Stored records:

══════

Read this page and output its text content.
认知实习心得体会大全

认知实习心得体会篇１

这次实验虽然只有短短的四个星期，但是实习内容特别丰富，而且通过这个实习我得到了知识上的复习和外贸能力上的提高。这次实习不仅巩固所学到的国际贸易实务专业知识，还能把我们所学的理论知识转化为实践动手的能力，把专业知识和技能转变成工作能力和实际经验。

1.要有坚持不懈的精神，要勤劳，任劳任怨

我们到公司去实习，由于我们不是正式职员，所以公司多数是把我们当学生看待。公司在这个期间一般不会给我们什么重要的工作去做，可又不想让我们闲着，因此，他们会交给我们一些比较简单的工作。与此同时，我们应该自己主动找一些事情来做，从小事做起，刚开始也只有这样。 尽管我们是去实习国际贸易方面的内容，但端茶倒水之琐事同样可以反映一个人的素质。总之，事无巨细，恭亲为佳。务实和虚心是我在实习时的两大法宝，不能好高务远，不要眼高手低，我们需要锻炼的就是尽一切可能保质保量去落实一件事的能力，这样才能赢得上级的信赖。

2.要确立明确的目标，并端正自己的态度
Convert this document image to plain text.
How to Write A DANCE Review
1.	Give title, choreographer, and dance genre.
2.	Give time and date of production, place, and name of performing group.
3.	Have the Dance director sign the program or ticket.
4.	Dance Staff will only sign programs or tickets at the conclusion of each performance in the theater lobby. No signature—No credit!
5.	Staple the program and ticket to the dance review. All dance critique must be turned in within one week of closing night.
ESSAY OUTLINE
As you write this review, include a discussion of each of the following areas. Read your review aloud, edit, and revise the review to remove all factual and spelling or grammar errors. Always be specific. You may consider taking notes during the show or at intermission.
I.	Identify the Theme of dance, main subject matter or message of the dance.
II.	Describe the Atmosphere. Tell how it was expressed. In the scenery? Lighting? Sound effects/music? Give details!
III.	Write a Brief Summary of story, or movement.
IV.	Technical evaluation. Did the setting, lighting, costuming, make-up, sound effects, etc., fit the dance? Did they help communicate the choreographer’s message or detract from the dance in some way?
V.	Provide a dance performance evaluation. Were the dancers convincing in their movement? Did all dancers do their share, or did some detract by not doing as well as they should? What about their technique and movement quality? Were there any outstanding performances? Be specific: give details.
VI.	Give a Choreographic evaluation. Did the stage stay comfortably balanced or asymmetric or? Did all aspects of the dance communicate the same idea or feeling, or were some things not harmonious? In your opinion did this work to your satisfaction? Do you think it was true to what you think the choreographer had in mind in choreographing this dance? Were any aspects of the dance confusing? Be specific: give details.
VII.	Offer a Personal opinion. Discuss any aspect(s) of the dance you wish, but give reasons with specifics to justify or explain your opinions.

══════

WHAT IS REQUIRED
Scan the records for the string "Read". Copy each line in which it appears.

THE SOLUTION
Read this page and output its text content.
As you write this review, include a discussion of each of the following areas. Read your review aloud, edit, and revise the review to remove all factual and spelling or grammar errors. Always be specific. You may consider taking notes during the show or at intermission.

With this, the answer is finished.